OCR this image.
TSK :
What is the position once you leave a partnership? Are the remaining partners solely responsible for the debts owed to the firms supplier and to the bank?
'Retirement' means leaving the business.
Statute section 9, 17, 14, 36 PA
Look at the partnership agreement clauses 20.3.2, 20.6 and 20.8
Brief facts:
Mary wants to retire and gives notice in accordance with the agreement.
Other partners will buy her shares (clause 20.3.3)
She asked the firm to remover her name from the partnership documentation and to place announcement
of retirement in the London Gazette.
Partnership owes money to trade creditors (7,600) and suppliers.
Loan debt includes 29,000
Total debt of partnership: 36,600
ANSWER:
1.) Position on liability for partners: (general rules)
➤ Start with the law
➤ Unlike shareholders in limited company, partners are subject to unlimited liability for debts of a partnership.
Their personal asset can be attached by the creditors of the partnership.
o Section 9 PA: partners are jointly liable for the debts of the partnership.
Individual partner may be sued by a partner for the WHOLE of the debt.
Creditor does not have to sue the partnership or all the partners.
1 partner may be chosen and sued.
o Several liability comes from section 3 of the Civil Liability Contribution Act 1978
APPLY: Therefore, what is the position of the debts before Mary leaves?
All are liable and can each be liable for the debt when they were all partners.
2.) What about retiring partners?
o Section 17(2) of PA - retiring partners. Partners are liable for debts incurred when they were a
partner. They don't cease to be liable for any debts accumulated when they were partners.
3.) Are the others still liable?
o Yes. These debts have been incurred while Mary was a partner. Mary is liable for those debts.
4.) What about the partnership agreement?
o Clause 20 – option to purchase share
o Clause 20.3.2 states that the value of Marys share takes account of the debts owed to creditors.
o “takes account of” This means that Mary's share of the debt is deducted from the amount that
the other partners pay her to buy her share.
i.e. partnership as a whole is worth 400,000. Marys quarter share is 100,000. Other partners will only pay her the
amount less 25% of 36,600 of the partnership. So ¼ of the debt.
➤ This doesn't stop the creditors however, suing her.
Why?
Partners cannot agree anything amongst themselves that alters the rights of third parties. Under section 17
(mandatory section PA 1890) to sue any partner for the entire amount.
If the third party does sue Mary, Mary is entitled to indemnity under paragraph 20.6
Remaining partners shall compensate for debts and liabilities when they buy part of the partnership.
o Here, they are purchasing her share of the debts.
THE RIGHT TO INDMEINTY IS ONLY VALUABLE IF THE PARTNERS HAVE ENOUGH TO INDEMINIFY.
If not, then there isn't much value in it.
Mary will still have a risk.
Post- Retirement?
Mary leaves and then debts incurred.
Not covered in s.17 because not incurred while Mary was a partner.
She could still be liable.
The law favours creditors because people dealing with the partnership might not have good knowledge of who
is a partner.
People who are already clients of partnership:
==*==
- **DIRECTIONS**
Looking at the data above, show all lines where the word "with" occurs.

- **COMPLETE OUTPUT**
Mary wants to retire and gives notice in accordance with the agreement.
➤ Start with the law
The law favours creditors because people dealing with the partnership might not have good knowledge of who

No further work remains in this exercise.